### GIVEN INSTRUCTION
Keep only the lines where "label" appears.

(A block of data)
################

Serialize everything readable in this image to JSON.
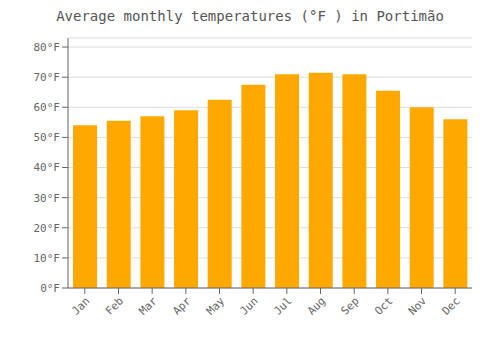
{
  "chart_data": {
    "type": "bar",
    "title": "Average monthly temperatures (°F ) in Portimão",
    "categories": [
      "Jan",
      "Feb",
      "Mar",
      "Apr",
      "May",
      "Jun",
      "Jul",
      "Aug",
      "Sep",
      "Oct",
      "Nov",
      "Dec"
    ],
    "values": [
      54,
      55.5,
      57,
      59,
      62.5,
      67.5,
      71,
      71.5,
      71,
      65.5,
      60,
      56
    ],
    "color": "#FFA800",
    "ylim": [
      0,
      83
    ],
    "yticks": [
      {
        "value": 0,
        "label": "0°F"
      },
      {
        "value": 10,
        "label": "10°F"
      },
      {
        "value": 20,
        "label": "20°F"
      },
      {
        "value": 30,
        "label": "30°F"
      },
      {
        "value": 40,
        "label": "40°F"
      },
      {
        "value": 50,
        "label": "50°F"
      },
      {
        "value": 60,
        "label": "60°F"
      },
      {
        "value": 70,
        "label": "70°F"
      },
      {
        "value": 80,
        "label": "80°F"
      }
    ],
    "grid": true
  }
}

################

### CORRECT ANSWER
        "label": "0°F"
        "label": "10°F"
        "label": "20°F"
        "label": "30°F"
        "label": "40°F"
        "label": "50°F"
        "label": "60°F"
        "label": "70°F"
        "label": "80°F"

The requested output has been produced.